-- Task description --
When you return the data, keep every word exact and include none of the images.

### Exercise materials ###

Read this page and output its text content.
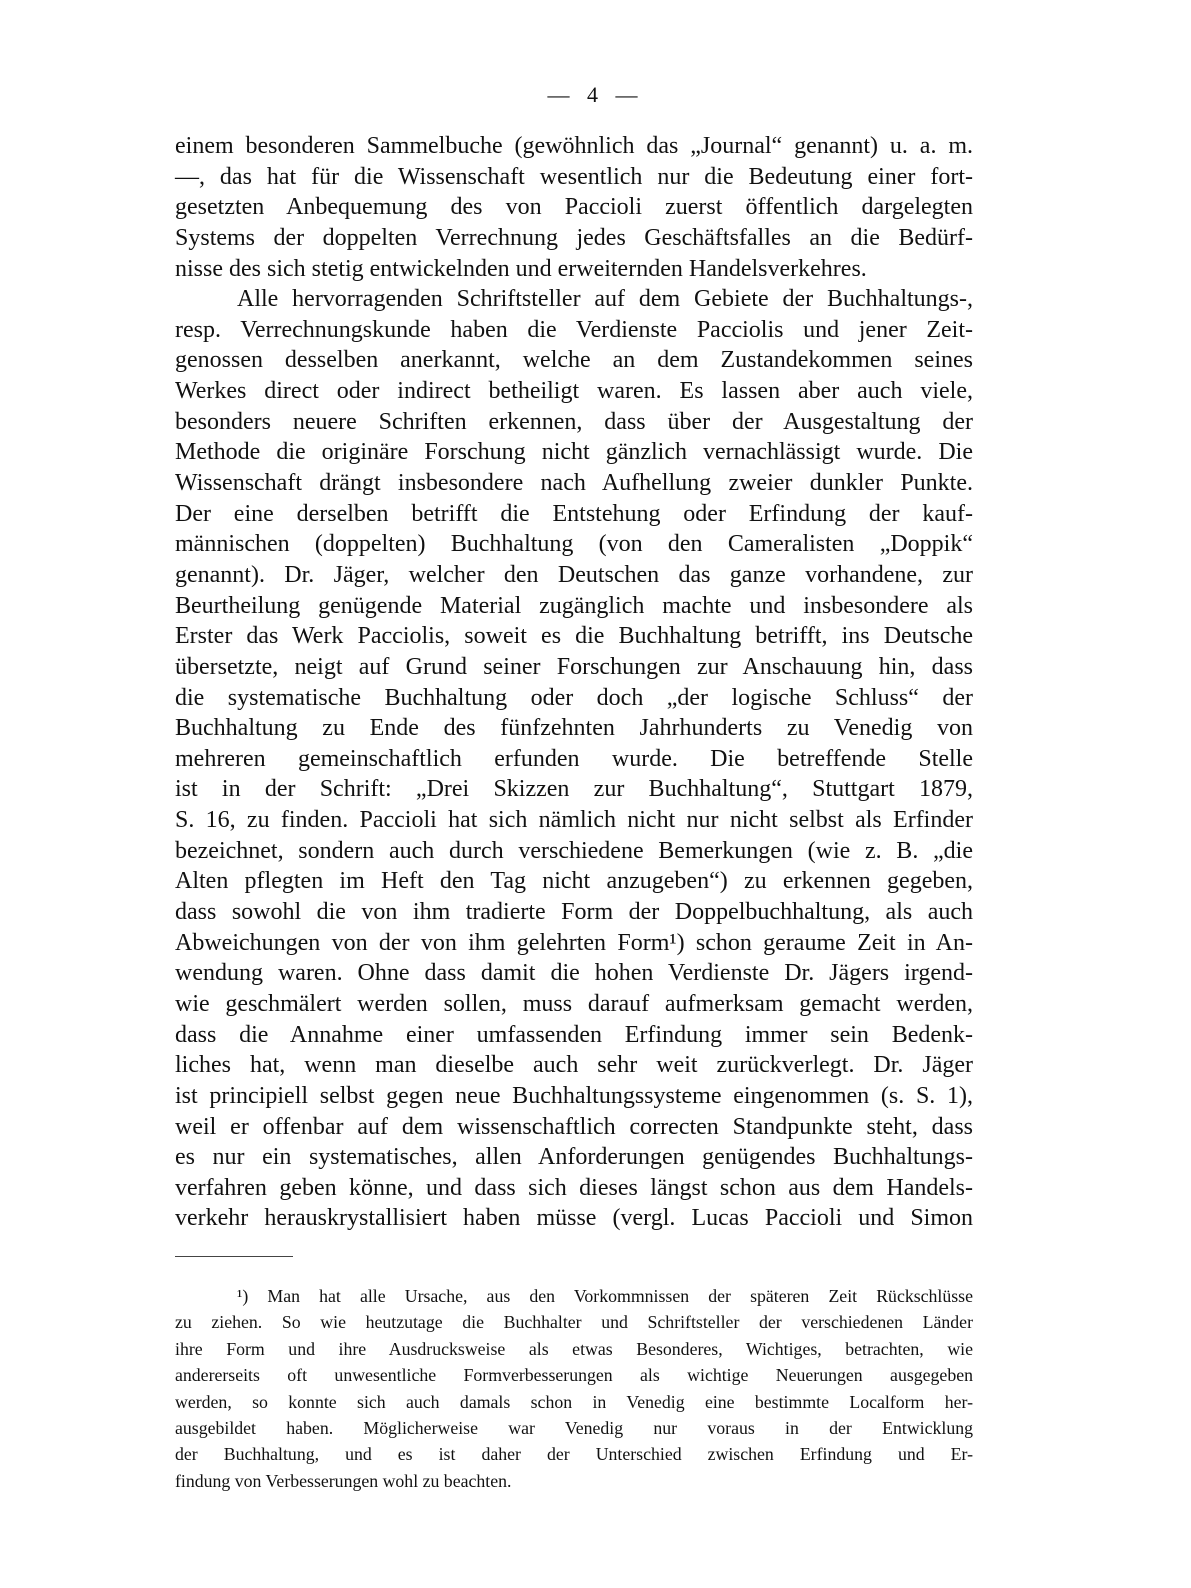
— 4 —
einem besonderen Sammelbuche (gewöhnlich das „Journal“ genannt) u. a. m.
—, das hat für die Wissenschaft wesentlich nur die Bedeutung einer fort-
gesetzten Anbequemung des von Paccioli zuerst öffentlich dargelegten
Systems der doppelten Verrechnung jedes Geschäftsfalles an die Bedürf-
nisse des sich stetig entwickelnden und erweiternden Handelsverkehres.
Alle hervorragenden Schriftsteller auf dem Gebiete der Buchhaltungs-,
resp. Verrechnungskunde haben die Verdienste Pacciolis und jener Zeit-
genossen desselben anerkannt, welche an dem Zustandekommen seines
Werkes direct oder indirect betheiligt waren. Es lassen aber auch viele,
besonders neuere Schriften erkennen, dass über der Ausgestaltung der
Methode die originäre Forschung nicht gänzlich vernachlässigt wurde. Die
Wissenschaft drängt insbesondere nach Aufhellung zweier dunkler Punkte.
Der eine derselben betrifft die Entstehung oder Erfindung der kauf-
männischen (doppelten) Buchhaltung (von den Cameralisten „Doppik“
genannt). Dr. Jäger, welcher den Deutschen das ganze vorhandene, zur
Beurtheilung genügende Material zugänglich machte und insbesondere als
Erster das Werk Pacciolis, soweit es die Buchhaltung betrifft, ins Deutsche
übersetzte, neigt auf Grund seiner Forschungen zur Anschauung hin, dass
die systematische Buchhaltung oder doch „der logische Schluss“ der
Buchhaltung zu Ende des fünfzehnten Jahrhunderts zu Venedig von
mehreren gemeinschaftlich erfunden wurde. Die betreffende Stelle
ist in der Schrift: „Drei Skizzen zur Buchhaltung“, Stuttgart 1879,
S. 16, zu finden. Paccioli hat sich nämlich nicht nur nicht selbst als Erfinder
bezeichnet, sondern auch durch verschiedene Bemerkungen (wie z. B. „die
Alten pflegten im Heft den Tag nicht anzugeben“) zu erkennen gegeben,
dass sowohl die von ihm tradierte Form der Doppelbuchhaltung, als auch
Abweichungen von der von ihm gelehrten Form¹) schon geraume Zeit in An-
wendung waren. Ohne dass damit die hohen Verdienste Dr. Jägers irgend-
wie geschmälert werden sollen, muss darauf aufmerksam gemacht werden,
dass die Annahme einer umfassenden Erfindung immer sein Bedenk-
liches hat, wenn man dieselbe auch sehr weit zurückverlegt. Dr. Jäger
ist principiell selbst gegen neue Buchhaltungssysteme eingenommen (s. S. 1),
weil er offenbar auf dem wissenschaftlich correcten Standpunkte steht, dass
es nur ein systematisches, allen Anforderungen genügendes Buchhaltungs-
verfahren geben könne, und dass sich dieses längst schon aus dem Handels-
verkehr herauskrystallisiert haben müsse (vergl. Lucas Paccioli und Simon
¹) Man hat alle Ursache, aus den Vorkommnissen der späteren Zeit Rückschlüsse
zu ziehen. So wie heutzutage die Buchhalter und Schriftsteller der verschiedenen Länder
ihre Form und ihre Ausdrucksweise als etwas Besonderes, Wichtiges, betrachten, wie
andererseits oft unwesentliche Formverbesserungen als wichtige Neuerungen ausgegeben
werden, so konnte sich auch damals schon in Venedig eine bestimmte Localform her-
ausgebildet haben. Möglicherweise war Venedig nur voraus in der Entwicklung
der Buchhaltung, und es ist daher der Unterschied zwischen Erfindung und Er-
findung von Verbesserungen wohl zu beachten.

###

-- Solved exercise --
Read this page and output its text content.
— 4 —
einem besonderen Sammelbuche (gewöhnlich das „Journal“ genannt) u. a. m.
—, das hat für die Wissenschaft wesentlich nur die Bedeutung einer fort-
gesetzten Anbequemung des von Paccioli zuerst öffentlich dargelegten
Systems der doppelten Verrechnung jedes Geschäftsfalles an die Bedürf-
nisse des sich stetig entwickelnden und erweiternden Handelsverkehres.
Alle hervorragenden Schriftsteller auf dem Gebiete der Buchhaltungs-,
resp. Verrechnungskunde haben die Verdienste Pacciolis und jener Zeit-
genossen desselben anerkannt, welche an dem Zustandekommen seines
Werkes direct oder indirect betheiligt waren. Es lassen aber auch viele,
besonders neuere Schriften erkennen, dass über der Ausgestaltung der
Methode die originäre Forschung nicht gänzlich vernachlässigt wurde. Die
Wissenschaft drängt insbesondere nach Aufhellung zweier dunkler Punkte.
Der eine derselben betrifft die Entstehung oder Erfindung der kauf-
männischen (doppelten) Buchhaltung (von den Cameralisten „Doppik“
genannt). Dr. Jäger, welcher den Deutschen das ganze vorhandene, zur
Beurtheilung genügende Material zugänglich machte und insbesondere als
Erster das Werk Pacciolis, soweit es die Buchhaltung betrifft, ins Deutsche
übersetzte, neigt auf Grund seiner Forschungen zur Anschauung hin, dass
die systematische Buchhaltung oder doch „der logische Schluss“ der
Buchhaltung zu Ende des fünfzehnten Jahrhunderts zu Venedig von
mehreren gemeinschaftlich erfunden wurde. Die betreffende Stelle
ist in der Schrift: „Drei Skizzen zur Buchhaltung“, Stuttgart 1879,
S. 16, zu finden. Paccioli hat sich nämlich nicht nur nicht selbst als Erfinder
bezeichnet, sondern auch durch verschiedene Bemerkungen (wie z. B. „die
Alten pflegten im Heft den Tag nicht anzugeben“) zu erkennen gegeben,
dass sowohl die von ihm tradierte Form der Doppelbuchhaltung, als auch
Abweichungen von der von ihm gelehrten Form¹) schon geraume Zeit in An-
wendung waren. Ohne dass damit die hohen Verdienste Dr. Jägers irgend-
wie geschmälert werden sollen, muss darauf aufmerksam gemacht werden,
dass die Annahme einer umfassenden Erfindung immer sein Bedenk-
liches hat, wenn man dieselbe auch sehr weit zurückverlegt. Dr. Jäger
ist principiell selbst gegen neue Buchhaltungssysteme eingenommen (s. S. 1),
weil er offenbar auf dem wissenschaftlich correcten Standpunkte steht, dass
es nur ein systematisches, allen Anforderungen genügendes Buchhaltungs-
verfahren geben könne, und dass sich dieses längst schon aus dem Handels-
verkehr herauskrystallisiert haben müsse (vergl. Lucas Paccioli und Simon
¹) Man hat alle Ursache, aus den Vorkommnissen der späteren Zeit Rückschlüsse
zu ziehen. So wie heutzutage die Buchhalter und Schriftsteller der verschiedenen Länder
ihre Form und ihre Ausdrucksweise als etwas Besonderes, Wichtiges, betrachten, wie
andererseits oft unwesentliche Formverbesserungen als wichtige Neuerungen ausgegeben
werden, so konnte sich auch damals schon in Venedig eine bestimmte Localform her-
ausgebildet haben. Möglicherweise war Venedig nur voraus in der Entwicklung
der Buchhaltung, und es ist daher der Unterschied zwischen Erfindung und Er-
findung von Verbesserungen wohl zu beachten.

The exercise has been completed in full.